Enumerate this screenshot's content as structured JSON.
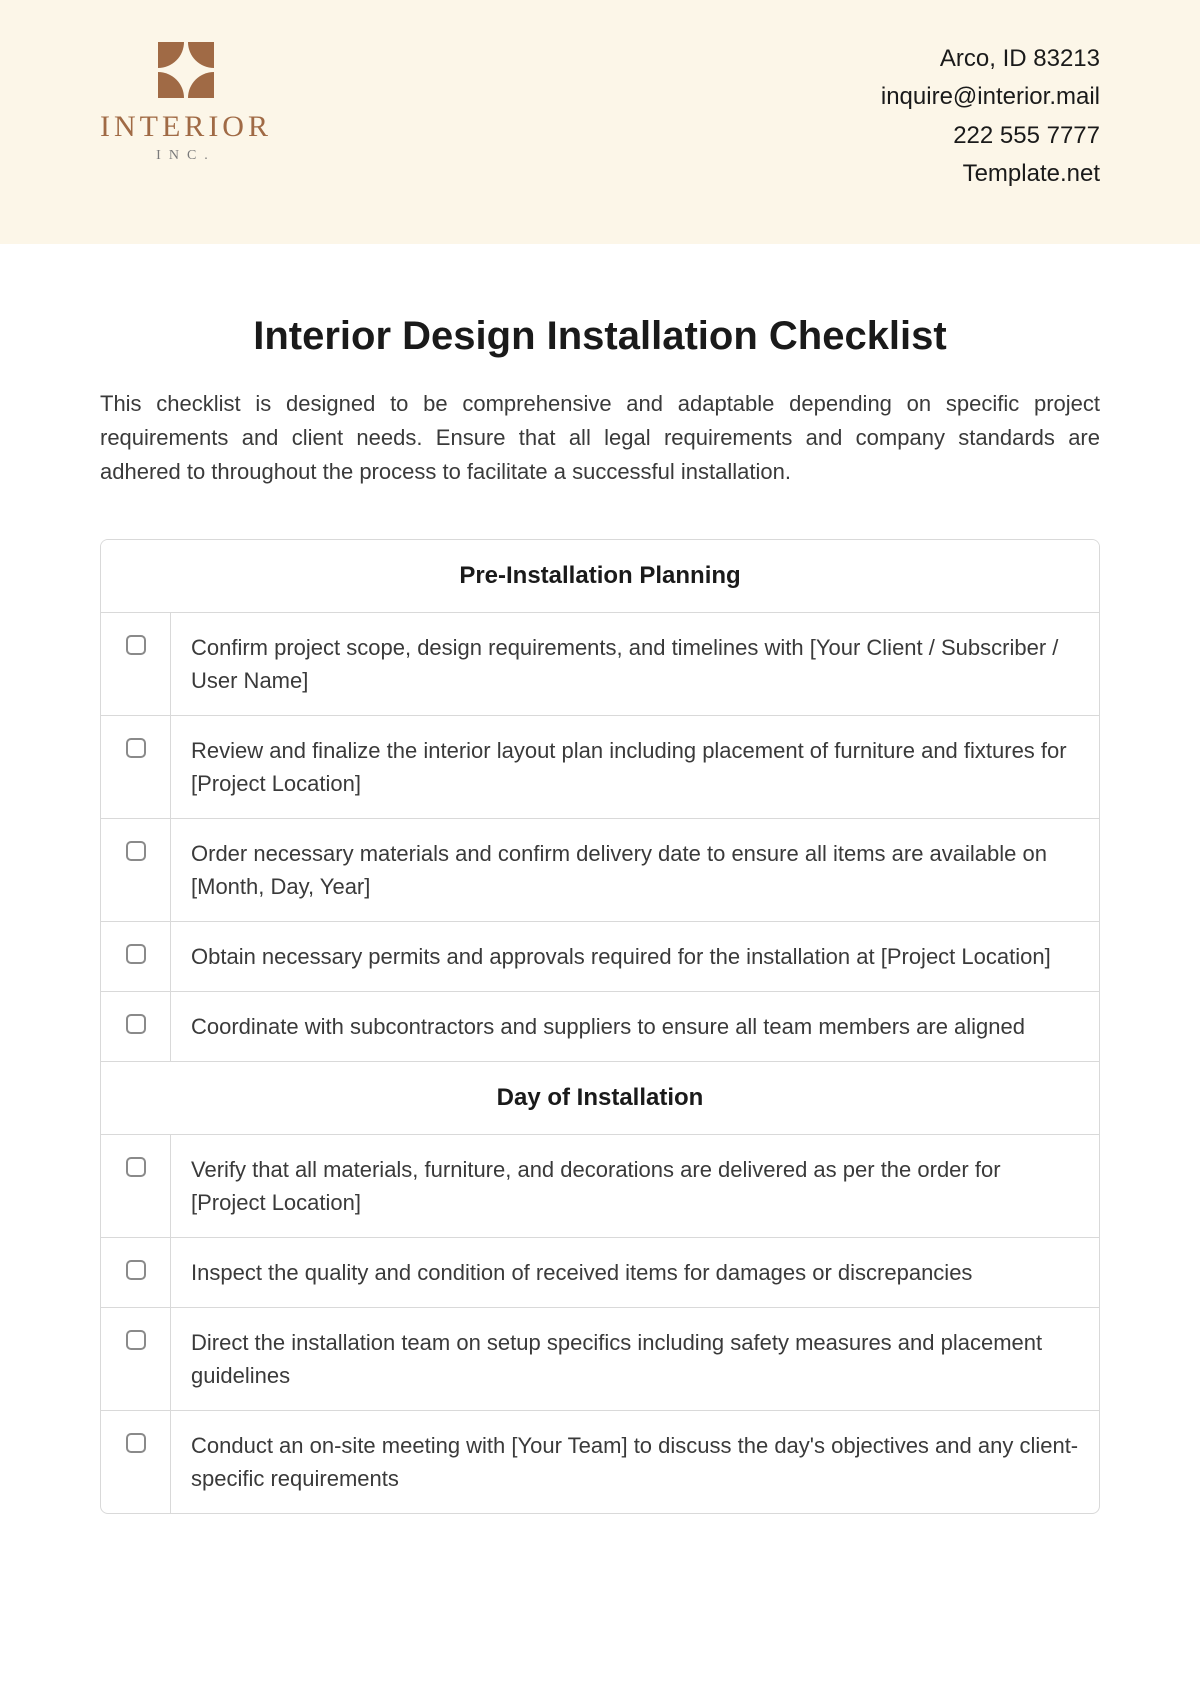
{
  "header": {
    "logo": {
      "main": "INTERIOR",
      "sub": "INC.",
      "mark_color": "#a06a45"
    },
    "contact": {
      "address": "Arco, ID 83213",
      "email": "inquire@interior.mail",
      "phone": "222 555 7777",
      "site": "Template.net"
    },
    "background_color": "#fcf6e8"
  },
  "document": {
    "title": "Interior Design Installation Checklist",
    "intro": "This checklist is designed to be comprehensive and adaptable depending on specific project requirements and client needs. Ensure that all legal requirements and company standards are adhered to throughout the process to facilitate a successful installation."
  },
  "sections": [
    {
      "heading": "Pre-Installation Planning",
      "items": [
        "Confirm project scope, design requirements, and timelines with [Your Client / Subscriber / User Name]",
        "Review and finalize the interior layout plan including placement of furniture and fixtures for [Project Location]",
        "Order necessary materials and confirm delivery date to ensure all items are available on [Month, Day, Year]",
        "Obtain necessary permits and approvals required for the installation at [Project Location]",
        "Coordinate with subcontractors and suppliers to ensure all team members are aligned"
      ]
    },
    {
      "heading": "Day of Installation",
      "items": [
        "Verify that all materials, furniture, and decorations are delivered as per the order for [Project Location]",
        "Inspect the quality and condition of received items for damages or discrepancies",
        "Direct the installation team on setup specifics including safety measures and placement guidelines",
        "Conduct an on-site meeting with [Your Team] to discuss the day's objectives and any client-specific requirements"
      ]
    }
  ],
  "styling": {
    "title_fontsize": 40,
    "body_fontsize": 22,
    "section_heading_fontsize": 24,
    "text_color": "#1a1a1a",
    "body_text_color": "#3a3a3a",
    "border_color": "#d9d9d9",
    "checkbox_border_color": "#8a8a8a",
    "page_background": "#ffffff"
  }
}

# Set task
Could you repeat all of the material exactly? Pictures should not be copied.

# Exercise result
Enumerate this screenshot's content as structured JSON.
{
  "header": {
    "logo": {
      "main": "INTERIOR",
      "sub": "INC.",
      "mark_color": "#a06a45"
    },
    "contact": {
      "address": "Arco, ID 83213",
      "email": "inquire@interior.mail",
      "phone": "222 555 7777",
      "site": "Template.net"
    },
    "background_color": "#fcf6e8"
  },
  "document": {
    "title": "Interior Design Installation Checklist",
    "intro": "This checklist is designed to be comprehensive and adaptable depending on specific project requirements and client needs. Ensure that all legal requirements and company standards are adhered to throughout the process to facilitate a successful installation."
  },
  "sections": [
    {
      "heading": "Pre-Installation Planning",
      "items": [
        "Confirm project scope, design requirements, and timelines with [Your Client / Subscriber / User Name]",
        "Review and finalize the interior layout plan including placement of furniture and fixtures for [Project Location]",
        "Order necessary materials and confirm delivery date to ensure all items are available on [Month, Day, Year]",
        "Obtain necessary permits and approvals required for the installation at [Project Location]",
        "Coordinate with subcontractors and suppliers to ensure all team members are aligned"
      ]
    },
    {
      "heading": "Day of Installation",
      "items": [
        "Verify that all materials, furniture, and decorations are delivered as per the order for [Project Location]",
        "Inspect the quality and condition of received items for damages or discrepancies",
        "Direct the installation team on setup specifics including safety measures and placement guidelines",
        "Conduct an on-site meeting with [Your Team] to discuss the day's objectives and any client-specific requirements"
      ]
    }
  ],
  "styling": {
    "title_fontsize": 40,
    "body_fontsize": 22,
    "section_heading_fontsize": 24,
    "text_color": "#1a1a1a",
    "body_text_color": "#3a3a3a",
    "border_color": "#d9d9d9",
    "checkbox_border_color": "#8a8a8a",
    "page_background": "#ffffff"
  }
}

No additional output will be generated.